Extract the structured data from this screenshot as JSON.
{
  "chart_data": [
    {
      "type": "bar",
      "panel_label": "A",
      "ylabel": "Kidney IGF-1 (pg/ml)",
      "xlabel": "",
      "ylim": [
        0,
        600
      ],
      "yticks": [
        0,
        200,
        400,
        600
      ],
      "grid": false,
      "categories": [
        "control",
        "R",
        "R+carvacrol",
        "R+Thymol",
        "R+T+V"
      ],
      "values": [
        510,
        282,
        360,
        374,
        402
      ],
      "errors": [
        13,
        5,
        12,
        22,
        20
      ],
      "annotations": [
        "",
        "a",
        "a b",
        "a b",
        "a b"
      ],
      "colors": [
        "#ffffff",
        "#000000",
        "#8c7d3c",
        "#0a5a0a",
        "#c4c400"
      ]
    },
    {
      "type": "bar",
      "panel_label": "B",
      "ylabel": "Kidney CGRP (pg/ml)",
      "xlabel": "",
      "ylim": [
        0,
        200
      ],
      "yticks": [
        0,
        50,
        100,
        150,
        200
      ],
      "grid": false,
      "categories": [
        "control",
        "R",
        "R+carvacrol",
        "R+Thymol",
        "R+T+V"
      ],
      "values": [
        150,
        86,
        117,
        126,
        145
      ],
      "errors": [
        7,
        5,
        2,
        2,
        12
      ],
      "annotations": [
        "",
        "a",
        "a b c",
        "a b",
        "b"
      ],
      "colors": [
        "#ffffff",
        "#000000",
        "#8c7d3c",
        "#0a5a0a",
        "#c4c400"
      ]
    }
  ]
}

+---+

> [EXERCISE PROMPT]
Copy out every line in the entries above that holds "ylabel".

> [ANSWER TO THIS TASK]
      "ylabel": "Kidney IGF-1 (pg/ml)",
      "ylabel": "Kidney CGRP (pg/ml)",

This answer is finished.